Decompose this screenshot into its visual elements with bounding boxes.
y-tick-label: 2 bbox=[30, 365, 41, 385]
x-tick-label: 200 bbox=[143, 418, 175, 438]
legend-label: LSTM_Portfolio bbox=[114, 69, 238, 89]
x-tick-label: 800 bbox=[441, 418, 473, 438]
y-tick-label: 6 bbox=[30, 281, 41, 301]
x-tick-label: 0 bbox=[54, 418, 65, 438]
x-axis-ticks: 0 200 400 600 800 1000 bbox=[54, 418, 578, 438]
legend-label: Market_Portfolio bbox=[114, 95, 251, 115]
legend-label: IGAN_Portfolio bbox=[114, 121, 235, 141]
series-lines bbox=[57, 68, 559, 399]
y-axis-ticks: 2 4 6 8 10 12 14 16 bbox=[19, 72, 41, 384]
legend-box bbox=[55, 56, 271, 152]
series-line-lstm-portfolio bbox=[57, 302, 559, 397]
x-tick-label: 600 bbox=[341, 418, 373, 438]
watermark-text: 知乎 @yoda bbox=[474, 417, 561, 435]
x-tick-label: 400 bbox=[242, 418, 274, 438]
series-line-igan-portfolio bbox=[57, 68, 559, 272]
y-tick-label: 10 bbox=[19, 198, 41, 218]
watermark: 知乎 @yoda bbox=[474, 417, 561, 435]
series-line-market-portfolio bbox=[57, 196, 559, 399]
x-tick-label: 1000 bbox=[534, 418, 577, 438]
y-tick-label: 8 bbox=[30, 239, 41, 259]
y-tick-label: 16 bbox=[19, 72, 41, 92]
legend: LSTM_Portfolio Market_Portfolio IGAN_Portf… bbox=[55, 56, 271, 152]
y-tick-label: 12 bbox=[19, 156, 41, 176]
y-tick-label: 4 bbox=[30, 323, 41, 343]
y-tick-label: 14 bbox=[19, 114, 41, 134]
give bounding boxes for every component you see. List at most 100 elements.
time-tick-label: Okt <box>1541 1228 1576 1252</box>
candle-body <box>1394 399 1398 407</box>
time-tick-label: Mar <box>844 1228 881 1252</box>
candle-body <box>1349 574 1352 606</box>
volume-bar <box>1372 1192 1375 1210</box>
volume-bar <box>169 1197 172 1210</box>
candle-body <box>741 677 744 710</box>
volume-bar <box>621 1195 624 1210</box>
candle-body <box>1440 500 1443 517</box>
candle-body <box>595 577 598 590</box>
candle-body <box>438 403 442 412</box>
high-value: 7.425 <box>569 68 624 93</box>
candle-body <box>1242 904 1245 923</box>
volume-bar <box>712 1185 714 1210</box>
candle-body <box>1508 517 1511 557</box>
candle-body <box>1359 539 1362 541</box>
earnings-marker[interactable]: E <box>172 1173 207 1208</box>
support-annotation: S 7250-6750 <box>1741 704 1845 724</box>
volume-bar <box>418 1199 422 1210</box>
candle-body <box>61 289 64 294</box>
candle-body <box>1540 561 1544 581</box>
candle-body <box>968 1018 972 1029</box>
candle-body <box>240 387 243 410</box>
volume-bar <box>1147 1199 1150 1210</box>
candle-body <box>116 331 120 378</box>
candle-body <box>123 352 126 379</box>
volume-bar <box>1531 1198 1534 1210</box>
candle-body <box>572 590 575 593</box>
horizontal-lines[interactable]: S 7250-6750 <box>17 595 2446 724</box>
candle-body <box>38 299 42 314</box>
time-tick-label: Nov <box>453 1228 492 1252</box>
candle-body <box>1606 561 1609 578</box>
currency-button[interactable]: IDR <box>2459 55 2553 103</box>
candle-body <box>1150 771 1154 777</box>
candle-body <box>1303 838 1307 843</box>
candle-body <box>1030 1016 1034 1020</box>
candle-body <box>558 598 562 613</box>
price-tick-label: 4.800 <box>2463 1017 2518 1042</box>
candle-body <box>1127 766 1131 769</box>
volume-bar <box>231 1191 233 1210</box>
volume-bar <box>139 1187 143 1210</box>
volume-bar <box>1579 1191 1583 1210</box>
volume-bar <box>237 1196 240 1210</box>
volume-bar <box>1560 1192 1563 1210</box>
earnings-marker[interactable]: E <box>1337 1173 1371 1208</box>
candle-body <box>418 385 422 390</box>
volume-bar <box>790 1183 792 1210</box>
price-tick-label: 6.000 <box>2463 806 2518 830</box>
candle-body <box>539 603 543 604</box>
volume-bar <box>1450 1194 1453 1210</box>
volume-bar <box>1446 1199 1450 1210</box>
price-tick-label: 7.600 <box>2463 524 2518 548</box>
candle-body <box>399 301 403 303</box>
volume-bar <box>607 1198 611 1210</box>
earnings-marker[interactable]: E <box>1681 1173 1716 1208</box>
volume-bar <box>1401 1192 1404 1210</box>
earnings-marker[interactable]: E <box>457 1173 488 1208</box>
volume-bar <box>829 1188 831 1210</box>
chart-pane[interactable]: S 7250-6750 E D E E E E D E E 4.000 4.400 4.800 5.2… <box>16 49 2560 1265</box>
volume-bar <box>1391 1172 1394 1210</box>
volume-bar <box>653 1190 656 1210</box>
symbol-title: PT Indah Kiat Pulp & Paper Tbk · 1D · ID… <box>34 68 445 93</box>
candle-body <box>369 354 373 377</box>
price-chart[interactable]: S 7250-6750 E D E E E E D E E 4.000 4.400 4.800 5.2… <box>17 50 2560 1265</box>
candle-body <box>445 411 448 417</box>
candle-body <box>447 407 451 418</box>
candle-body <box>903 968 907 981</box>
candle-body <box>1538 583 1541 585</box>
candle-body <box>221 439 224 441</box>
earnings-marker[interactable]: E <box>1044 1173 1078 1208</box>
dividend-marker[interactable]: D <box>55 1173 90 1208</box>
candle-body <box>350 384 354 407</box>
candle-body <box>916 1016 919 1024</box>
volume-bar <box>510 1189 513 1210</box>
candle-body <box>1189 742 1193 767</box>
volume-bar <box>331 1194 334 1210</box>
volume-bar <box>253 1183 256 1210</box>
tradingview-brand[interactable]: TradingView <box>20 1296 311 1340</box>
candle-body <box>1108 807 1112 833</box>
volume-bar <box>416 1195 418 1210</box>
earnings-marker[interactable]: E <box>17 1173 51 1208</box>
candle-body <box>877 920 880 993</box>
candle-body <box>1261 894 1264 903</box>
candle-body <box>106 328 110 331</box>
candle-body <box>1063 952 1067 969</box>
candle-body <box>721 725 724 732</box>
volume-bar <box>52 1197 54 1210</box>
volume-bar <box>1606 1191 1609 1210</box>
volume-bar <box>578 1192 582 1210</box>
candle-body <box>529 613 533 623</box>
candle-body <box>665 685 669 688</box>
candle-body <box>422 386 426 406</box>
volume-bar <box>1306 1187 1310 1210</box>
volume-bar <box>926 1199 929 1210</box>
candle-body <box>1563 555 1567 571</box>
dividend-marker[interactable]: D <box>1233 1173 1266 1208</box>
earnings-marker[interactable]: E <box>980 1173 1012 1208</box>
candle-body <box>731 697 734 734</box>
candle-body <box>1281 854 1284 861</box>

INSTRUCTIONS FOR THE TASK: Report how many lines in the listing above contain the string "series", matching case exactly. Give only the number.

REPLY TO THE EXERCISE: 4